▸ **TASK INPUT**
☆ ☆ ☆ ☆
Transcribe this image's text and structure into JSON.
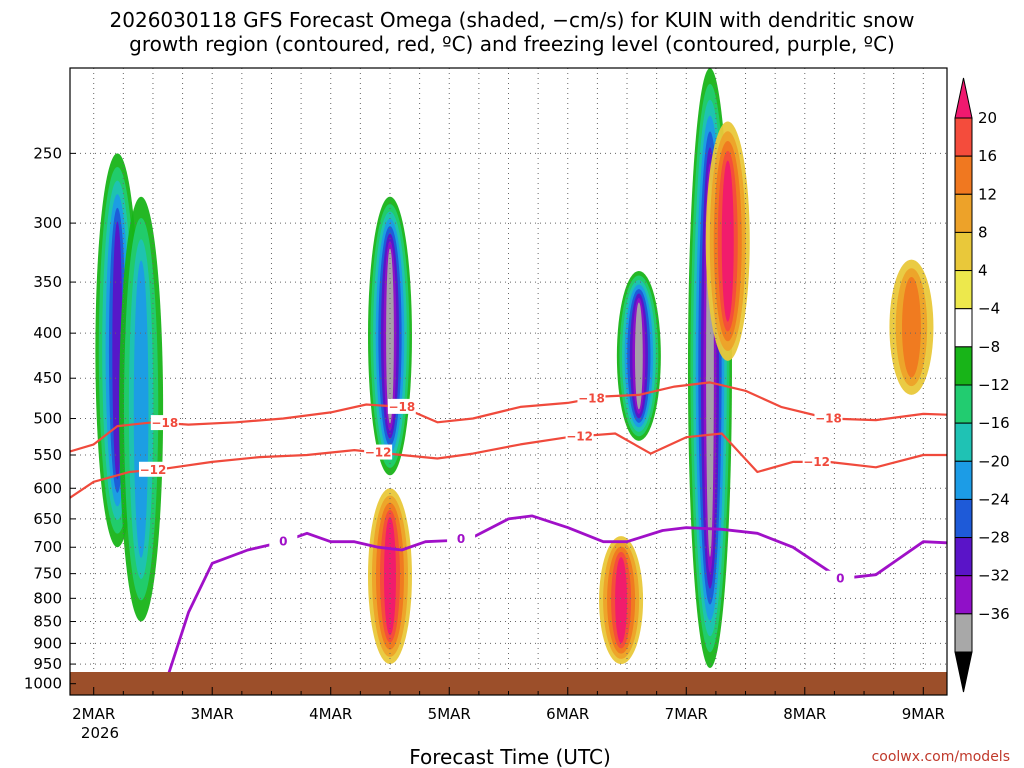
{
  "title_line1": "2026030118 GFS Forecast Omega (shaded, −cm/s) for KUIN with dendritic snow",
  "title_line2": "growth region (contoured, red, ºC) and freezing level (contoured, purple, ºC)",
  "xlabel": "Forecast Time (UTC)",
  "credit": "coolwx.com/models",
  "chart_data": {
    "type": "heatmap",
    "title": "2026030118 GFS Forecast Omega (shaded, −cm/s) for KUIN with dendritic snow growth region (contoured, red, ºC) and freezing level (contoured, purple, ºC)",
    "xlabel": "Forecast Time (UTC)",
    "ylabel": "",
    "x_range_days": [
      1.8,
      9.2
    ],
    "y_range_hpa": [
      200,
      1030
    ],
    "xticks": [
      {
        "label": "2MAR",
        "day": 2
      },
      {
        "label": "3MAR",
        "day": 3
      },
      {
        "label": "4MAR",
        "day": 4
      },
      {
        "label": "5MAR",
        "day": 5
      },
      {
        "label": "6MAR",
        "day": 6
      },
      {
        "label": "7MAR",
        "day": 7
      },
      {
        "label": "8MAR",
        "day": 8
      },
      {
        "label": "9MAR",
        "day": 9
      }
    ],
    "xtick_year": "2026",
    "yticks": [
      "250",
      "300",
      "350",
      "400",
      "450",
      "500",
      "550",
      "600",
      "650",
      "700",
      "750",
      "800",
      "850",
      "900",
      "950",
      "1000"
    ],
    "colorbar": {
      "labels": [
        "20",
        "16",
        "12",
        "8",
        "4",
        "−4",
        "−8",
        "−12",
        "−16",
        "−20",
        "−24",
        "−28",
        "−32",
        "−36"
      ],
      "colors": [
        "#f0196f",
        "#f44c3c",
        "#f07820",
        "#eda229",
        "#e9c83a",
        "#ede84c",
        "#ffffff",
        "#18b418",
        "#22cc70",
        "#1fc2b4",
        "#1c9ce6",
        "#1e5ad8",
        "#5a14c8",
        "#9010c8",
        "#a8a8a8",
        "#000000"
      ]
    },
    "omega_features": [
      {
        "day": 2.2,
        "p_top": 250,
        "p_bot": 700,
        "peak": -26
      },
      {
        "day": 2.4,
        "p_top": 280,
        "p_bot": 850,
        "peak": -18
      },
      {
        "day": 4.5,
        "p_top": 280,
        "p_bot": 580,
        "peak": -36
      },
      {
        "day": 4.5,
        "p_top": 600,
        "p_bot": 950,
        "peak": 22
      },
      {
        "day": 6.6,
        "p_top": 340,
        "p_bot": 530,
        "peak": -36
      },
      {
        "day": 6.45,
        "p_top": 680,
        "p_bot": 950,
        "peak": 22
      },
      {
        "day": 7.2,
        "p_top": 200,
        "p_bot": 960,
        "peak": -36
      },
      {
        "day": 7.35,
        "p_top": 230,
        "p_bot": 430,
        "peak": 24
      },
      {
        "day": 8.9,
        "p_top": 330,
        "p_bot": 470,
        "peak": 14
      }
    ],
    "series": [
      {
        "name": "-18",
        "color": "#f04a3c",
        "x": [
          1.8,
          2.0,
          2.2,
          2.5,
          2.8,
          3.2,
          3.6,
          4.0,
          4.3,
          4.6,
          4.9,
          5.2,
          5.6,
          6.0,
          6.3,
          6.6,
          6.9,
          7.2,
          7.5,
          7.8,
          8.2,
          8.6,
          9.0,
          9.2
        ],
        "y": [
          545,
          535,
          510,
          505,
          508,
          505,
          500,
          492,
          482,
          485,
          505,
          500,
          485,
          480,
          472,
          470,
          460,
          455,
          465,
          485,
          500,
          502,
          494,
          495
        ],
        "label": "−18",
        "label_positions": [
          2.6,
          4.6,
          6.2,
          8.2
        ]
      },
      {
        "name": "-12",
        "color": "#f04a3c",
        "x": [
          1.8,
          2.0,
          2.3,
          2.6,
          3.0,
          3.4,
          3.8,
          4.2,
          4.6,
          4.9,
          5.2,
          5.6,
          6.0,
          6.4,
          6.7,
          7.0,
          7.3,
          7.6,
          7.9,
          8.2,
          8.6,
          9.0,
          9.2
        ],
        "y": [
          615,
          590,
          575,
          570,
          560,
          553,
          550,
          543,
          550,
          555,
          548,
          535,
          525,
          520,
          548,
          525,
          520,
          575,
          560,
          560,
          568,
          550,
          550
        ],
        "label": "−12",
        "label_positions": [
          2.5,
          4.4,
          6.1,
          8.1
        ]
      },
      {
        "name": "0",
        "color": "#a010c8",
        "x": [
          1.8,
          2.6,
          2.8,
          3.0,
          3.3,
          3.6,
          3.8,
          4.0,
          4.2,
          4.4,
          4.6,
          4.8,
          5.0,
          5.2,
          5.5,
          5.7,
          6.0,
          6.3,
          6.5,
          6.8,
          7.0,
          7.3,
          7.6,
          7.9,
          8.3,
          8.6,
          9.0,
          9.2
        ],
        "y": [
          1010,
          1005,
          830,
          730,
          705,
          690,
          675,
          690,
          690,
          700,
          705,
          690,
          688,
          682,
          650,
          645,
          665,
          690,
          690,
          670,
          665,
          668,
          675,
          700,
          760,
          752,
          690,
          692
        ],
        "label": "0",
        "label_positions": [
          3.6,
          5.1,
          8.3
        ]
      }
    ]
  }
}
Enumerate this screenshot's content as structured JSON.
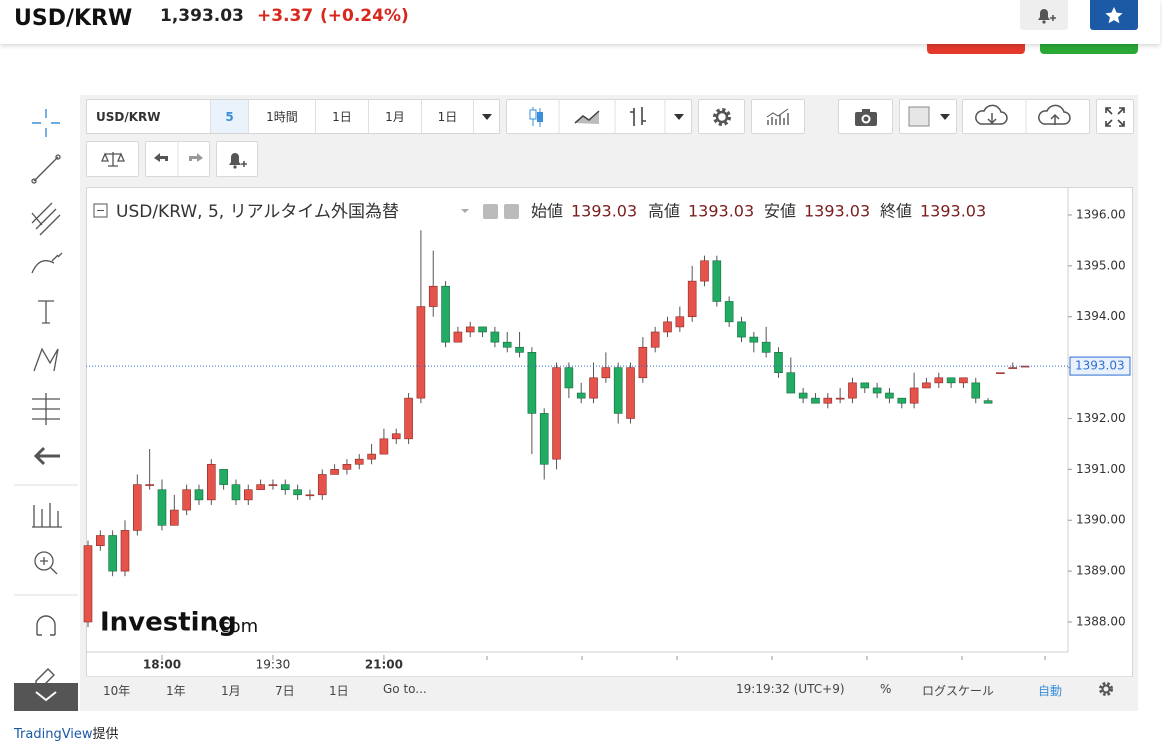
☆ ☆ ☆ ☆
▸ **OBJECTIVE**
Write out all the entries word for word, but skip any images.

▸ **COMPLETE OUTPUT**
Transcribe this image's text and structure into JSON.
{
  "title_line1": "2026030118 GFS Forecast Omega (shaded, −cm/s) for KUIN with dendritic snow",
  "title_line2": "growth region (contoured, red, ºC) and freezing level (contoured, purple, ºC)",
  "xlabel": "Forecast Time (UTC)",
  "credit": "coolwx.com/models",
  "chart_data": {
    "type": "heatmap",
    "title": "2026030118 GFS Forecast Omega (shaded, −cm/s) for KUIN with dendritic snow growth region (contoured, red, ºC) and freezing level (contoured, purple, ºC)",
    "xlabel": "Forecast Time (UTC)",
    "ylabel": "",
    "x_range_days": [
      1.8,
      9.2
    ],
    "y_range_hpa": [
      200,
      1030
    ],
    "xticks": [
      {
        "label": "2MAR",
        "day": 2
      },
      {
        "label": "3MAR",
        "day": 3
      },
      {
        "label": "4MAR",
        "day": 4
      },
      {
        "label": "5MAR",
        "day": 5
      },
      {
        "label": "6MAR",
        "day": 6
      },
      {
        "label": "7MAR",
        "day": 7
      },
      {
        "label": "8MAR",
        "day": 8
      },
      {
        "label": "9MAR",
        "day": 9
      }
    ],
    "xtick_year": "2026",
    "yticks": [
      "250",
      "300",
      "350",
      "400",
      "450",
      "500",
      "550",
      "600",
      "650",
      "700",
      "750",
      "800",
      "850",
      "900",
      "950",
      "1000"
    ],
    "colorbar": {
      "labels": [
        "20",
        "16",
        "12",
        "8",
        "4",
        "−4",
        "−8",
        "−12",
        "−16",
        "−20",
        "−24",
        "−28",
        "−32",
        "−36"
      ],
      "colors": [
        "#f0196f",
        "#f44c3c",
        "#f07820",
        "#eda229",
        "#e9c83a",
        "#ede84c",
        "#ffffff",
        "#18b418",
        "#22cc70",
        "#1fc2b4",
        "#1c9ce6",
        "#1e5ad8",
        "#5a14c8",
        "#9010c8",
        "#a8a8a8",
        "#000000"
      ]
    },
    "omega_features": [
      {
        "day": 2.2,
        "p_top": 250,
        "p_bot": 700,
        "peak": -26
      },
      {
        "day": 2.4,
        "p_top": 280,
        "p_bot": 850,
        "peak": -18
      },
      {
        "day": 4.5,
        "p_top": 280,
        "p_bot": 580,
        "peak": -36
      },
      {
        "day": 4.5,
        "p_top": 600,
        "p_bot": 950,
        "peak": 22
      },
      {
        "day": 6.6,
        "p_top": 340,
        "p_bot": 530,
        "peak": -36
      },
      {
        "day": 6.45,
        "p_top": 680,
        "p_bot": 950,
        "peak": 22
      },
      {
        "day": 7.2,
        "p_top": 200,
        "p_bot": 960,
        "peak": -36
      },
      {
        "day": 7.35,
        "p_top": 230,
        "p_bot": 430,
        "peak": 24
      },
      {
        "day": 8.9,
        "p_top": 330,
        "p_bot": 470,
        "peak": 14
      }
    ],
    "series": [
      {
        "name": "-18",
        "color": "#f04a3c",
        "x": [
          1.8,
          2.0,
          2.2,
          2.5,
          2.8,
          3.2,
          3.6,
          4.0,
          4.3,
          4.6,
          4.9,
          5.2,
          5.6,
          6.0,
          6.3,
          6.6,
          6.9,
          7.2,
          7.5,
          7.8,
          8.2,
          8.6,
          9.0,
          9.2
        ],
        "y": [
          545,
          535,
          510,
          505,
          508,
          505,
          500,
          492,
          482,
          485,
          505,
          500,
          485,
          480,
          472,
          470,
          460,
          455,
          465,
          485,
          500,
          502,
          494,
          495
        ],
        "label": "−18",
        "label_positions": [
          2.6,
          4.6,
          6.2,
          8.2
        ]
      },
      {
        "name": "-12",
        "color": "#f04a3c",
        "x": [
          1.8,
          2.0,
          2.3,
          2.6,
          3.0,
          3.4,
          3.8,
          4.2,
          4.6,
          4.9,
          5.2,
          5.6,
          6.0,
          6.4,
          6.7,
          7.0,
          7.3,
          7.6,
          7.9,
          8.2,
          8.6,
          9.0,
          9.2
        ],
        "y": [
          615,
          590,
          575,
          570,
          560,
          553,
          550,
          543,
          550,
          555,
          548,
          535,
          525,
          520,
          548,
          525,
          520,
          575,
          560,
          560,
          568,
          550,
          550
        ],
        "label": "−12",
        "label_positions": [
          2.5,
          4.4,
          6.1,
          8.1
        ]
      },
      {
        "name": "0",
        "color": "#a010c8",
        "x": [
          1.8,
          2.6,
          2.8,
          3.0,
          3.3,
          3.6,
          3.8,
          4.0,
          4.2,
          4.4,
          4.6,
          4.8,
          5.0,
          5.2,
          5.5,
          5.7,
          6.0,
          6.3,
          6.5,
          6.8,
          7.0,
          7.3,
          7.6,
          7.9,
          8.3,
          8.6,
          9.0,
          9.2
        ],
        "y": [
          1010,
          1005,
          830,
          730,
          705,
          690,
          675,
          690,
          690,
          700,
          705,
          690,
          688,
          682,
          650,
          645,
          665,
          690,
          690,
          670,
          665,
          668,
          675,
          700,
          760,
          752,
          690,
          692
        ],
        "label": "0",
        "label_positions": [
          3.6,
          5.1,
          8.3
        ]
      }
    ]
  }
}
Enumerate this screenshot's content as structured JSON.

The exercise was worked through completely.